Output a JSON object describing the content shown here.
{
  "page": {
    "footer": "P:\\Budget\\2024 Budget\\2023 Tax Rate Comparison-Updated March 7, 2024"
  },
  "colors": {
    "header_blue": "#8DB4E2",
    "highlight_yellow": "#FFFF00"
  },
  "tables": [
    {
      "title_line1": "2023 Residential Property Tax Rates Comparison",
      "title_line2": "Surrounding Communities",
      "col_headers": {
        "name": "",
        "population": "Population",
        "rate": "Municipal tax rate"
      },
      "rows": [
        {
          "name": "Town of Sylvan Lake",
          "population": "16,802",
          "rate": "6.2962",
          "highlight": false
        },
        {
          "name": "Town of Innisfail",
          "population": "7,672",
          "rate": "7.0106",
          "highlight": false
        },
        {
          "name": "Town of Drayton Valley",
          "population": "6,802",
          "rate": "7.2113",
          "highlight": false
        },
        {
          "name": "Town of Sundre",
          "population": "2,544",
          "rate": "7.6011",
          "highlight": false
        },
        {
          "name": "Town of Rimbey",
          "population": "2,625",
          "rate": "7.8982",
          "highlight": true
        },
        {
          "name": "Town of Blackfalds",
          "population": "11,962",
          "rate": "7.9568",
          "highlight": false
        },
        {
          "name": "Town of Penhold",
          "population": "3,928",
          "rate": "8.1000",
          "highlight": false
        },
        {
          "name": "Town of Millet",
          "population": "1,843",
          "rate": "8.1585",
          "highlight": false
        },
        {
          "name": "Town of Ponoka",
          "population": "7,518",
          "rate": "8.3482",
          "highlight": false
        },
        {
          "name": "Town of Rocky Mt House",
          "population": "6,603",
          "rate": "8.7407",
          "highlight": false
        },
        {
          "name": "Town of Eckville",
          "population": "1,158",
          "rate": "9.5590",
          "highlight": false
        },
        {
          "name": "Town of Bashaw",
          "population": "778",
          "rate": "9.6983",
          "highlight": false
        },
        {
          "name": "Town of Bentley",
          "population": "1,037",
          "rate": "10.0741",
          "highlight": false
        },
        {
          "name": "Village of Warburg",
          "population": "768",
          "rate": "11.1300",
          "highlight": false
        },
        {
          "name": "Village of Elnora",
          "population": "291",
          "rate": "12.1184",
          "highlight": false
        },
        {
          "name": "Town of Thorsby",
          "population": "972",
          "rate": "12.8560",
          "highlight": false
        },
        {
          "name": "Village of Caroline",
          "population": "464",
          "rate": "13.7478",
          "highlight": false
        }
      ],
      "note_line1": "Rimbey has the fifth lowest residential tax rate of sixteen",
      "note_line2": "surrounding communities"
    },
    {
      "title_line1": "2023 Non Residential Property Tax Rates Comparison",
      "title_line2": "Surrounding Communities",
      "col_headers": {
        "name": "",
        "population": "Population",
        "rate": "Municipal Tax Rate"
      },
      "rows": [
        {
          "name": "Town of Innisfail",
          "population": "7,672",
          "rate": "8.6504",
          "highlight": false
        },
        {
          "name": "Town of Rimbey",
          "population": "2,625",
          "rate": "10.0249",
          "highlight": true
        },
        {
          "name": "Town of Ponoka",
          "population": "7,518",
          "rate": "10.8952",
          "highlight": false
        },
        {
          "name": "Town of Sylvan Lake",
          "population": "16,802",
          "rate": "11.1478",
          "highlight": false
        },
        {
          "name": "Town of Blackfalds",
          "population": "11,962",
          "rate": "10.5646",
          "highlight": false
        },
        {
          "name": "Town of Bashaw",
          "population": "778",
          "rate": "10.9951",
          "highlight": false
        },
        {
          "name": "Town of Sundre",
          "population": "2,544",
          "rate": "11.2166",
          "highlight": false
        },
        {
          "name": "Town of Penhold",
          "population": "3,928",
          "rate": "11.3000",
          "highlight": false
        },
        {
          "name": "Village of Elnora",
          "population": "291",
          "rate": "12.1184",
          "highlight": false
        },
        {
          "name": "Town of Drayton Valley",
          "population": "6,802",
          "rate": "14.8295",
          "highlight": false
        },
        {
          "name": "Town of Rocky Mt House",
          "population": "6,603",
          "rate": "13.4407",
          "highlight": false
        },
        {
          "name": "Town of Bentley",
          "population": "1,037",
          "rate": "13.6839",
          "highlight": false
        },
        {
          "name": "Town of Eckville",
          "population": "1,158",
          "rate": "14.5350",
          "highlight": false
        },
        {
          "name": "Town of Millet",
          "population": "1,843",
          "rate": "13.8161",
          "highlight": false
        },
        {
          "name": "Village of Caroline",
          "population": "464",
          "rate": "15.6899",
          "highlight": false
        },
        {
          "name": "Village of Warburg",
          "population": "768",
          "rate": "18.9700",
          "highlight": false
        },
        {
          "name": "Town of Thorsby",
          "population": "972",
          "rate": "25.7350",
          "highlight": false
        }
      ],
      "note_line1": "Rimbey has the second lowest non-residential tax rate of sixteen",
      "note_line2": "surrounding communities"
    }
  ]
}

***

→ Problem
Reproduce the entries above in full by retyping them exactly.

→ Written solution
Output a JSON object describing the content shown here.
{
  "page": {
    "footer": "P:\\Budget\\2024 Budget\\2023 Tax Rate Comparison-Updated March 7, 2024"
  },
  "colors": {
    "header_blue": "#8DB4E2",
    "highlight_yellow": "#FFFF00"
  },
  "tables": [
    {
      "title_line1": "2023 Residential Property Tax Rates Comparison",
      "title_line2": "Surrounding Communities",
      "col_headers": {
        "name": "",
        "population": "Population",
        "rate": "Municipal tax rate"
      },
      "rows": [
        {
          "name": "Town of Sylvan Lake",
          "population": "16,802",
          "rate": "6.2962",
          "highlight": false
        },
        {
          "name": "Town of Innisfail",
          "population": "7,672",
          "rate": "7.0106",
          "highlight": false
        },
        {
          "name": "Town of Drayton Valley",
          "population": "6,802",
          "rate": "7.2113",
          "highlight": false
        },
        {
          "name": "Town of Sundre",
          "population": "2,544",
          "rate": "7.6011",
          "highlight": false
        },
        {
          "name": "Town of Rimbey",
          "population": "2,625",
          "rate": "7.8982",
          "highlight": true
        },
        {
          "name": "Town of Blackfalds",
          "population": "11,962",
          "rate": "7.9568",
          "highlight": false
        },
        {
          "name": "Town of Penhold",
          "population": "3,928",
          "rate": "8.1000",
          "highlight": false
        },
        {
          "name": "Town of Millet",
          "population": "1,843",
          "rate": "8.1585",
          "highlight": false
        },
        {
          "name": "Town of Ponoka",
          "population": "7,518",
          "rate": "8.3482",
          "highlight": false
        },
        {
          "name": "Town of Rocky Mt House",
          "population": "6,603",
          "rate": "8.7407",
          "highlight": false
        },
        {
          "name": "Town of Eckville",
          "population": "1,158",
          "rate": "9.5590",
          "highlight": false
        },
        {
          "name": "Town of Bashaw",
          "population": "778",
          "rate": "9.6983",
          "highlight": false
        },
        {
          "name": "Town of Bentley",
          "population": "1,037",
          "rate": "10.0741",
          "highlight": false
        },
        {
          "name": "Village of Warburg",
          "population": "768",
          "rate": "11.1300",
          "highlight": false
        },
        {
          "name": "Village of Elnora",
          "population": "291",
          "rate": "12.1184",
          "highlight": false
        },
        {
          "name": "Town of Thorsby",
          "population": "972",
          "rate": "12.8560",
          "highlight": false
        },
        {
          "name": "Village of Caroline",
          "population": "464",
          "rate": "13.7478",
          "highlight": false
        }
      ],
      "note_line1": "Rimbey has the fifth lowest residential tax rate of sixteen",
      "note_line2": "surrounding communities"
    },
    {
      "title_line1": "2023 Non Residential Property Tax Rates Comparison",
      "title_line2": "Surrounding Communities",
      "col_headers": {
        "name": "",
        "population": "Population",
        "rate": "Municipal Tax Rate"
      },
      "rows": [
        {
          "name": "Town of Innisfail",
          "population": "7,672",
          "rate": "8.6504",
          "highlight": false
        },
        {
          "name": "Town of Rimbey",
          "population": "2,625",
          "rate": "10.0249",
          "highlight": true
        },
        {
          "name": "Town of Ponoka",
          "population": "7,518",
          "rate": "10.8952",
          "highlight": false
        },
        {
          "name": "Town of Sylvan Lake",
          "population": "16,802",
          "rate": "11.1478",
          "highlight": false
        },
        {
          "name": "Town of Blackfalds",
          "population": "11,962",
          "rate": "10.5646",
          "highlight": false
        },
        {
          "name": "Town of Bashaw",
          "population": "778",
          "rate": "10.9951",
          "highlight": false
        },
        {
          "name": "Town of Sundre",
          "population": "2,544",
          "rate": "11.2166",
          "highlight": false
        },
        {
          "name": "Town of Penhold",
          "population": "3,928",
          "rate": "11.3000",
          "highlight": false
        },
        {
          "name": "Village of Elnora",
          "population": "291",
          "rate": "12.1184",
          "highlight": false
        },
        {
          "name": "Town of Drayton Valley",
          "population": "6,802",
          "rate": "14.8295",
          "highlight": false
        },
        {
          "name": "Town of Rocky Mt House",
          "population": "6,603",
          "rate": "13.4407",
          "highlight": false
        },
        {
          "name": "Town of Bentley",
          "population": "1,037",
          "rate": "13.6839",
          "highlight": false
        },
        {
          "name": "Town of Eckville",
          "population": "1,158",
          "rate": "14.5350",
          "highlight": false
        },
        {
          "name": "Town of Millet",
          "population": "1,843",
          "rate": "13.8161",
          "highlight": false
        },
        {
          "name": "Village of Caroline",
          "population": "464",
          "rate": "15.6899",
          "highlight": false
        },
        {
          "name": "Village of Warburg",
          "population": "768",
          "rate": "18.9700",
          "highlight": false
        },
        {
          "name": "Town of Thorsby",
          "population": "972",
          "rate": "25.7350",
          "highlight": false
        }
      ],
      "note_line1": "Rimbey has the second lowest non-residential tax rate of sixteen",
      "note_line2": "surrounding communities"
    }
  ]
}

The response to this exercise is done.